Records:
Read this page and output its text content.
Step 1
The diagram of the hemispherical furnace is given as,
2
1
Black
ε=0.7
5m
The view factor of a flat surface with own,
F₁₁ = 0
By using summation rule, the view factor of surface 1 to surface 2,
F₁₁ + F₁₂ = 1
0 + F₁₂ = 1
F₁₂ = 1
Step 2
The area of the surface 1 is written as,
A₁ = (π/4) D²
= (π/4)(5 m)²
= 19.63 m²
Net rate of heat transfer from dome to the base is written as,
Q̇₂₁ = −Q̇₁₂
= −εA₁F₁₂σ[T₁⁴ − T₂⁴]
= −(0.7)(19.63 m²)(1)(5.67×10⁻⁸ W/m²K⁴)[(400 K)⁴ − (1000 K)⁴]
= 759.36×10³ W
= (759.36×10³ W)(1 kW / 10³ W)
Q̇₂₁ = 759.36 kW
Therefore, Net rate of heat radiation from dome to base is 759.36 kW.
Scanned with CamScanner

Task directions: Extract the listing in its entirety and repeat it exactly.

Written response:
Read this page and output its text content.
Step 1
The diagram of the hemispherical furnace is given as,
2
1
Black
ε=0.7
5m
The view factor of a flat surface with own,
F₁₁ = 0
By using summation rule, the view factor of surface 1 to surface 2,
F₁₁ + F₁₂ = 1
0 + F₁₂ = 1
F₁₂ = 1
Step 2
The area of the surface 1 is written as,
A₁ = (π/4) D²
= (π/4)(5 m)²
= 19.63 m²
Net rate of heat transfer from dome to the base is written as,
Q̇₂₁ = −Q̇₁₂
= −εA₁F₁₂σ[T₁⁴ − T₂⁴]
= −(0.7)(19.63 m²)(1)(5.67×10⁻⁸ W/m²K⁴)[(400 K)⁴ − (1000 K)⁴]
= 759.36×10³ W
= (759.36×10³ W)(1 kW / 10³ W)
Q̇₂₁ = 759.36 kW
Therefore, Net rate of heat radiation from dome to base is 759.36 kW.
Scanned with CamScanner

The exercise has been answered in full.